■ Required task: Lift out each line of the data that holds "Hirzel".
BEGIN
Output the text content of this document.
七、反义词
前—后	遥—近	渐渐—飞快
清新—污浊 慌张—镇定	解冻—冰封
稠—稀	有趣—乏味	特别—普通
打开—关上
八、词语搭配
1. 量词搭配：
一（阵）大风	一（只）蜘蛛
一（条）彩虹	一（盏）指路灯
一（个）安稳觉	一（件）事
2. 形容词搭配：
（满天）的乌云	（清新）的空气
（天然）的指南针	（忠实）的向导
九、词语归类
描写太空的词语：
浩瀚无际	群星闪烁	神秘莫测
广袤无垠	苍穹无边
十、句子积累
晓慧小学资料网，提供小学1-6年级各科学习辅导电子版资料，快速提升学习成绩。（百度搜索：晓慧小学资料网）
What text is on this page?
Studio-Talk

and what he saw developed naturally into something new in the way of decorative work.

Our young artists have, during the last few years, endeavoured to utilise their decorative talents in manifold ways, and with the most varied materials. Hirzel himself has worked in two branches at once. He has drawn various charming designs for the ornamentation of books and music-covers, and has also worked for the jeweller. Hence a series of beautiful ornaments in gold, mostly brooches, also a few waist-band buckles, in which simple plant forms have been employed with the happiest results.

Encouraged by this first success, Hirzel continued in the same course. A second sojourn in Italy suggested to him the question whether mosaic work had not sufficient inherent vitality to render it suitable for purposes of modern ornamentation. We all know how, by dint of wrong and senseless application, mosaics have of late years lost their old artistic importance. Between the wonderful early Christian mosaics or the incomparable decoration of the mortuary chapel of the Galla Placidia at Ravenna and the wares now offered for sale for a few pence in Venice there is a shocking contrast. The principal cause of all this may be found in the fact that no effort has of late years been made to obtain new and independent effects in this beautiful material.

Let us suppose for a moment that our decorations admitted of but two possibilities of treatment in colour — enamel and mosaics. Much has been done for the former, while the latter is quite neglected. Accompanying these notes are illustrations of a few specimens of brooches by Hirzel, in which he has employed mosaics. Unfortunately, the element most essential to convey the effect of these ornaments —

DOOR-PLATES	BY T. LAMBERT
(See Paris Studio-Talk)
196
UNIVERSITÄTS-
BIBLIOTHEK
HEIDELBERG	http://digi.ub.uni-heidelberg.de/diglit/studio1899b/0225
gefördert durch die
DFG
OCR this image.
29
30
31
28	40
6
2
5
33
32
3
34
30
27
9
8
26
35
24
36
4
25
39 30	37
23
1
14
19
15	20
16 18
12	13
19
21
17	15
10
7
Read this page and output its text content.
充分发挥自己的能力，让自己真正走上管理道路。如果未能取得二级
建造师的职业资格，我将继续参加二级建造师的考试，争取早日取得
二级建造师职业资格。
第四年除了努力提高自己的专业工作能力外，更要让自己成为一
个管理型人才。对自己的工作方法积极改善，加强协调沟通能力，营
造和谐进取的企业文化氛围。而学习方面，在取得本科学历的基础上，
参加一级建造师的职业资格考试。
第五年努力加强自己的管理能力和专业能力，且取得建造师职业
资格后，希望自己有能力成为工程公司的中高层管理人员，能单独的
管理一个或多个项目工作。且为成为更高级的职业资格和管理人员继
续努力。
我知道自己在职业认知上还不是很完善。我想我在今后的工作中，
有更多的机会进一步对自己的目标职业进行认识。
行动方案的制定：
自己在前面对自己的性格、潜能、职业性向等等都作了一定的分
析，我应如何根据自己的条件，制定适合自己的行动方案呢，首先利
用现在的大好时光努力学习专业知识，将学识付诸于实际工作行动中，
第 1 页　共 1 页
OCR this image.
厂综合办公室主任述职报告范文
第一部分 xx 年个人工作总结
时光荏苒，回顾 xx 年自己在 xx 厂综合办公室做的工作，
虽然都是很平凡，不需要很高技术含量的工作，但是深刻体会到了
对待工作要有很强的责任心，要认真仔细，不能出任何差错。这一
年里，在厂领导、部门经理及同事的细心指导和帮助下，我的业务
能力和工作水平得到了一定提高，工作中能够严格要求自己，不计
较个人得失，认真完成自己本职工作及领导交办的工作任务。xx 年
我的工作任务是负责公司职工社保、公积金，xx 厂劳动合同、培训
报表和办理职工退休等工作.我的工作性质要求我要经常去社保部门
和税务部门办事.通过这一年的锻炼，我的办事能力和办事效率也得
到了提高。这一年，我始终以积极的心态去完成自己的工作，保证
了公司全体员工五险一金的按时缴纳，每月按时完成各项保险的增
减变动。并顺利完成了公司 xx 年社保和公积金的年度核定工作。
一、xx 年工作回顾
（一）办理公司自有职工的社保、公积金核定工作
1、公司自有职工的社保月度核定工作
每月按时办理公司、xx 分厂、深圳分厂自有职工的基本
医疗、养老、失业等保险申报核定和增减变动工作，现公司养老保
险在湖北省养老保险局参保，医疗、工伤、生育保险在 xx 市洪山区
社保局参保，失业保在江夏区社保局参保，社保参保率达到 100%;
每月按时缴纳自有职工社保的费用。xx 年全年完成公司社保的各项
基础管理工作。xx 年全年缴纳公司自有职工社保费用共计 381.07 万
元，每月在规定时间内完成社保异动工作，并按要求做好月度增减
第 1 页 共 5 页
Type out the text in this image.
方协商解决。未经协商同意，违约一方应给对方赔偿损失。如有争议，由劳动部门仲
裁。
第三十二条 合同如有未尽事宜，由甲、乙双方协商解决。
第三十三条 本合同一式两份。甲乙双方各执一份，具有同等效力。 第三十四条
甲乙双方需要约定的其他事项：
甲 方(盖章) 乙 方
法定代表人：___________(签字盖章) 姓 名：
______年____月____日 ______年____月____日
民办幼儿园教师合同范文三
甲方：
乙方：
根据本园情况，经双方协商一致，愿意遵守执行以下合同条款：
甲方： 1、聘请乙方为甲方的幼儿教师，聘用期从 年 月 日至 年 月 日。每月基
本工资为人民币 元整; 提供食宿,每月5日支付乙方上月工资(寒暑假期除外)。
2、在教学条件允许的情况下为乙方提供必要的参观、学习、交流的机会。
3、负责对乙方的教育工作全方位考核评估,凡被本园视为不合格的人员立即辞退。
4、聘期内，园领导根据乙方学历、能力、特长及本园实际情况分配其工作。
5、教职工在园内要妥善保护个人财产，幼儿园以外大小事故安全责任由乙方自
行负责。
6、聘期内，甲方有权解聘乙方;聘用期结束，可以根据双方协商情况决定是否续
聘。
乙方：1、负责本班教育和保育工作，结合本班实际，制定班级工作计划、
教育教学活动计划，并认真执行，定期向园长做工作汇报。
END
■ Task solution:
Our young artists have, during the last few years, endeavoured to utilise their decorative talents in manifold ways, and with the most varied materials. Hirzel himself has worked in two branches at once. He has drawn various charming designs for the ornamentation of books and music-covers, and has also worked for the jeweller. Hence a series of beautiful ornaments in gold, mostly brooches, also a few waist-band buckles, in which simple plant forms have been employed with the happiest results.
Encouraged by this first success, Hirzel continued in the same course. A second sojourn in Italy suggested to him the question whether mosaic work had not sufficient inherent vitality to render it suitable for purposes of modern ornamentation. We all know how, by dint of wrong and senseless application, mosaics have of late years lost their old artistic importance. Between the wonderful early Christian mosaics or the incomparable decoration of the mortuary chapel of the Galla Placidia at Ravenna and the wares now offered for sale for a few pence in Venice there is a shocking contrast. The principal cause of all this may be found in the fact that no effort has of late years been made to obtain new and independent effects in this beautiful material.
Let us suppose for a moment that our decorations admitted of but two possibilities of treatment in colour — enamel and mosaics. Much has been done for the former, while the latter is quite neglected. Accompanying these notes are illustrations of a few specimens of brooches by Hirzel, in which he has employed mosaics. Unfortunately, the element most essential to convey the effect of these ornaments —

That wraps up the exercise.